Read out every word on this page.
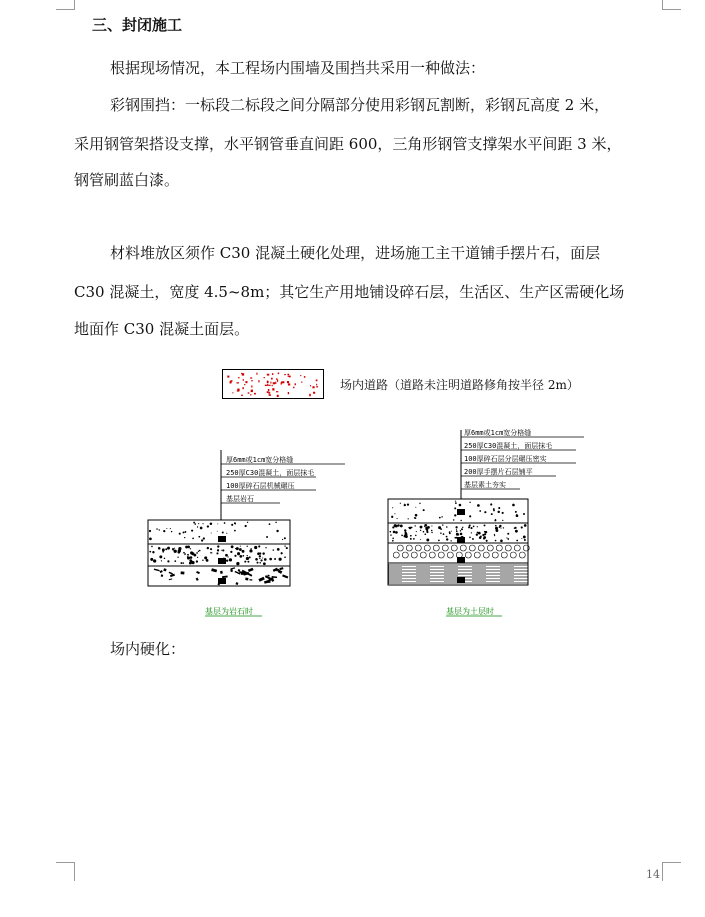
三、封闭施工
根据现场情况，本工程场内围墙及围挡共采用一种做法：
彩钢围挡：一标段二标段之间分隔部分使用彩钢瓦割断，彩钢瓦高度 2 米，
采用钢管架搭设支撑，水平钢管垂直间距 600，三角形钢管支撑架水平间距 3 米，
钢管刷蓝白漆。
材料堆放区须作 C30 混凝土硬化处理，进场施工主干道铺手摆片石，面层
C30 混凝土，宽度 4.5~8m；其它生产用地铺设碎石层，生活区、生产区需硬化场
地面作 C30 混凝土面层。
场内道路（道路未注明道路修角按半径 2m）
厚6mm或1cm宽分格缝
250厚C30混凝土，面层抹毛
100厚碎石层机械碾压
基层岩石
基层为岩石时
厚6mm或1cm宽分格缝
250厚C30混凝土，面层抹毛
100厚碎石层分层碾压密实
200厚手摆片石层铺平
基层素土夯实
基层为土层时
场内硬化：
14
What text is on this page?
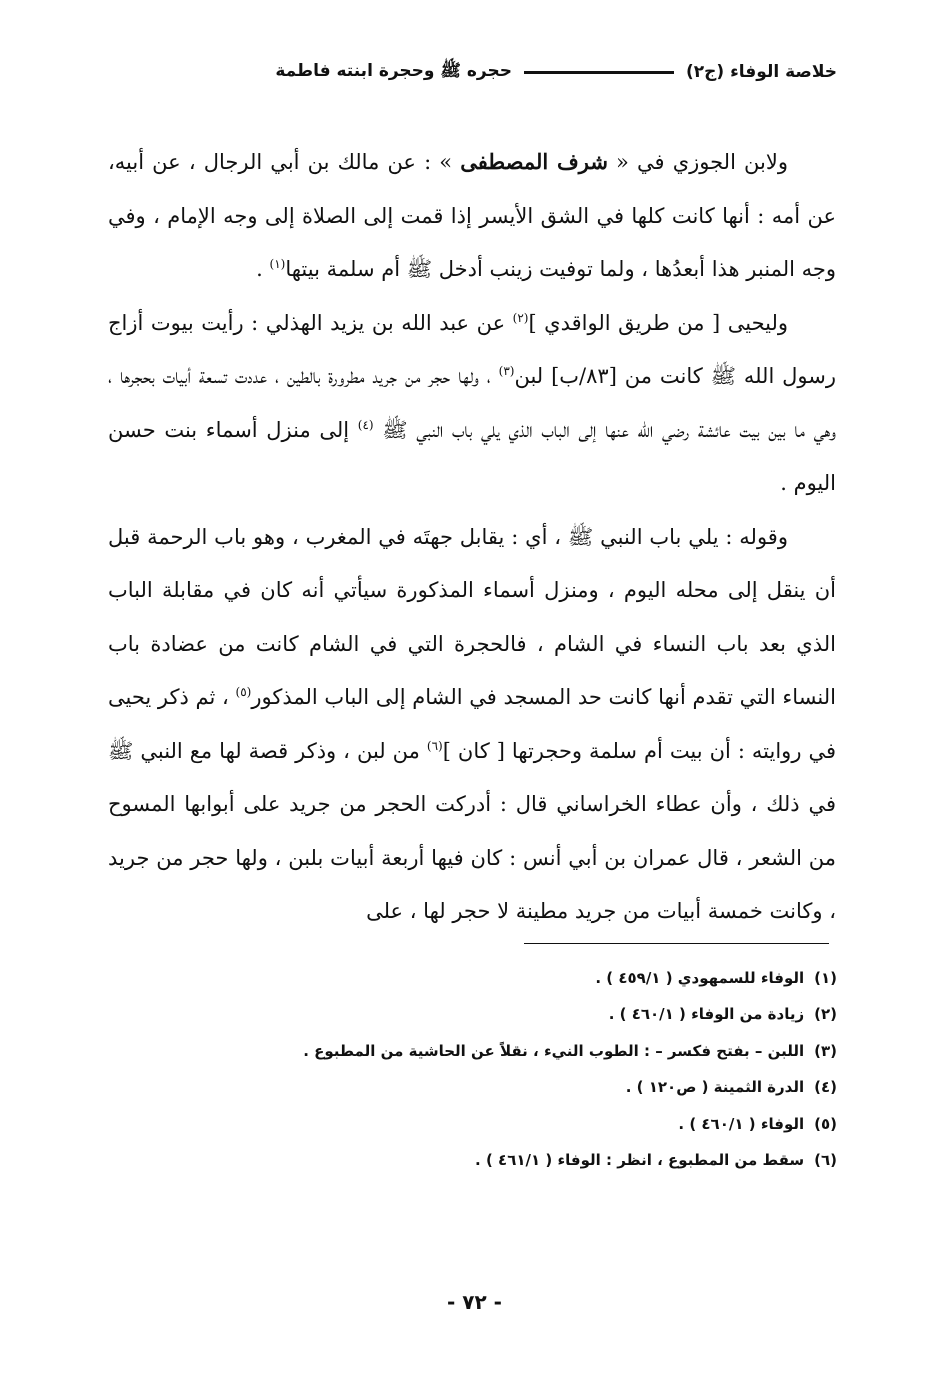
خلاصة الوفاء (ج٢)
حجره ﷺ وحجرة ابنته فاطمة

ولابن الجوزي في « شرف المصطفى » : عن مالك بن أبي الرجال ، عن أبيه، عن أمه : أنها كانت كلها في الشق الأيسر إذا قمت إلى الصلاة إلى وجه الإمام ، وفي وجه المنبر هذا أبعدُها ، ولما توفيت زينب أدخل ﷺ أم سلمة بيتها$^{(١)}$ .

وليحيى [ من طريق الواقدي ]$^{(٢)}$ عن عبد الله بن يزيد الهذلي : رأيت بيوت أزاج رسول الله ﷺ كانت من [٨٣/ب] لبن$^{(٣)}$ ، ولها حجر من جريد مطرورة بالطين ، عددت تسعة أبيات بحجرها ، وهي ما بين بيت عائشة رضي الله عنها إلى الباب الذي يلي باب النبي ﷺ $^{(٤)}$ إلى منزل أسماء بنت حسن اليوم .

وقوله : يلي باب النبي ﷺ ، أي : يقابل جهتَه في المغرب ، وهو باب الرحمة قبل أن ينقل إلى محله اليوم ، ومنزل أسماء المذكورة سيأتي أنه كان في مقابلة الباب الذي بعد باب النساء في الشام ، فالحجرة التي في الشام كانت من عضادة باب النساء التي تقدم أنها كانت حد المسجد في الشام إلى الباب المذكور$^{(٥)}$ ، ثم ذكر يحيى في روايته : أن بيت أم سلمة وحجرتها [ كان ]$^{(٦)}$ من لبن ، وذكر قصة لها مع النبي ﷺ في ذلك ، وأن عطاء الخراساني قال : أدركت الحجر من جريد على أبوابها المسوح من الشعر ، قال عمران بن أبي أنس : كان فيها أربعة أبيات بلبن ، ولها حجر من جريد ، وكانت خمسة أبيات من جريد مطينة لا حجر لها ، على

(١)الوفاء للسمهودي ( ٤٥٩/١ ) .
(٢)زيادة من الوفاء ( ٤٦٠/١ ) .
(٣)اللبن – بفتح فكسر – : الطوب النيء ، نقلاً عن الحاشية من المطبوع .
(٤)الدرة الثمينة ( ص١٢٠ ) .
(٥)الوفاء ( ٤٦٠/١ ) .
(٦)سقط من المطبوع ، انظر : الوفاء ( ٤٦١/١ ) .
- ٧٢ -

> **TASK TO COMPLETE**: Restate the records word for word, omitting images.

> **COMPLETE RESPONSE**:
Read out every word on this page.
三、封闭施工
根据现场情况，本工程场内围墙及围挡共采用一种做法：
彩钢围挡：一标段二标段之间分隔部分使用彩钢瓦割断，彩钢瓦高度 2 米，
采用钢管架搭设支撑，水平钢管垂直间距 600，三角形钢管支撑架水平间距 3 米，
钢管刷蓝白漆。
材料堆放区须作 C30 混凝土硬化处理，进场施工主干道铺手摆片石，面层
C30 混凝土，宽度 4.5~8m；其它生产用地铺设碎石层，生活区、生产区需硬化场
地面作 C30 混凝土面层。
场内道路（道路未注明道路修角按半径 2m）
厚6mm或1cm宽分格缝
250厚C30混凝土，面层抹毛
100厚碎石层机械碾压
基层岩石
基层为岩石时
厚6mm或1cm宽分格缝
250厚C30混凝土，面层抹毛
100厚碎石层分层碾压密实
200厚手摆片石层铺平
基层素土夯实
基层为土层时
场内硬化：
14
What text is on this page?
خلاصة الوفاء (ج٢)
حجره ﷺ وحجرة ابنته فاطمة

ولابن الجوزي في « شرف المصطفى » : عن مالك بن أبي الرجال ، عن أبيه، عن أمه : أنها كانت كلها في الشق الأيسر إذا قمت إلى الصلاة إلى وجه الإمام ، وفي وجه المنبر هذا أبعدُها ، ولما توفيت زينب أدخل ﷺ أم سلمة بيتها$^{(١)}$ .

وليحيى [ من طريق الواقدي ]$^{(٢)}$ عن عبد الله بن يزيد الهذلي : رأيت بيوت أزاج رسول الله ﷺ كانت من [٨٣/ب] لبن$^{(٣)}$ ، ولها حجر من جريد مطرورة بالطين ، عددت تسعة أبيات بحجرها ، وهي ما بين بيت عائشة رضي الله عنها إلى الباب الذي يلي باب النبي ﷺ $^{(٤)}$ إلى منزل أسماء بنت حسن اليوم .

وقوله : يلي باب النبي ﷺ ، أي : يقابل جهتَه في المغرب ، وهو باب الرحمة قبل أن ينقل إلى محله اليوم ، ومنزل أسماء المذكورة سيأتي أنه كان في مقابلة الباب الذي بعد باب النساء في الشام ، فالحجرة التي في الشام كانت من عضادة باب النساء التي تقدم أنها كانت حد المسجد في الشام إلى الباب المذكور$^{(٥)}$ ، ثم ذكر يحيى في روايته : أن بيت أم سلمة وحجرتها [ كان ]$^{(٦)}$ من لبن ، وذكر قصة لها مع النبي ﷺ في ذلك ، وأن عطاء الخراساني قال : أدركت الحجر من جريد على أبوابها المسوح من الشعر ، قال عمران بن أبي أنس : كان فيها أربعة أبيات بلبن ، ولها حجر من جريد ، وكانت خمسة أبيات من جريد مطينة لا حجر لها ، على

(١)الوفاء للسمهودي ( ٤٥٩/١ ) .
(٢)زيادة من الوفاء ( ٤٦٠/١ ) .
(٣)اللبن – بفتح فكسر – : الطوب النيء ، نقلاً عن الحاشية من المطبوع .
(٤)الدرة الثمينة ( ص١٢٠ ) .
(٥)الوفاء ( ٤٦٠/١ ) .
(٦)سقط من المطبوع ، انظر : الوفاء ( ٤٦١/١ ) .
- ٧٢ -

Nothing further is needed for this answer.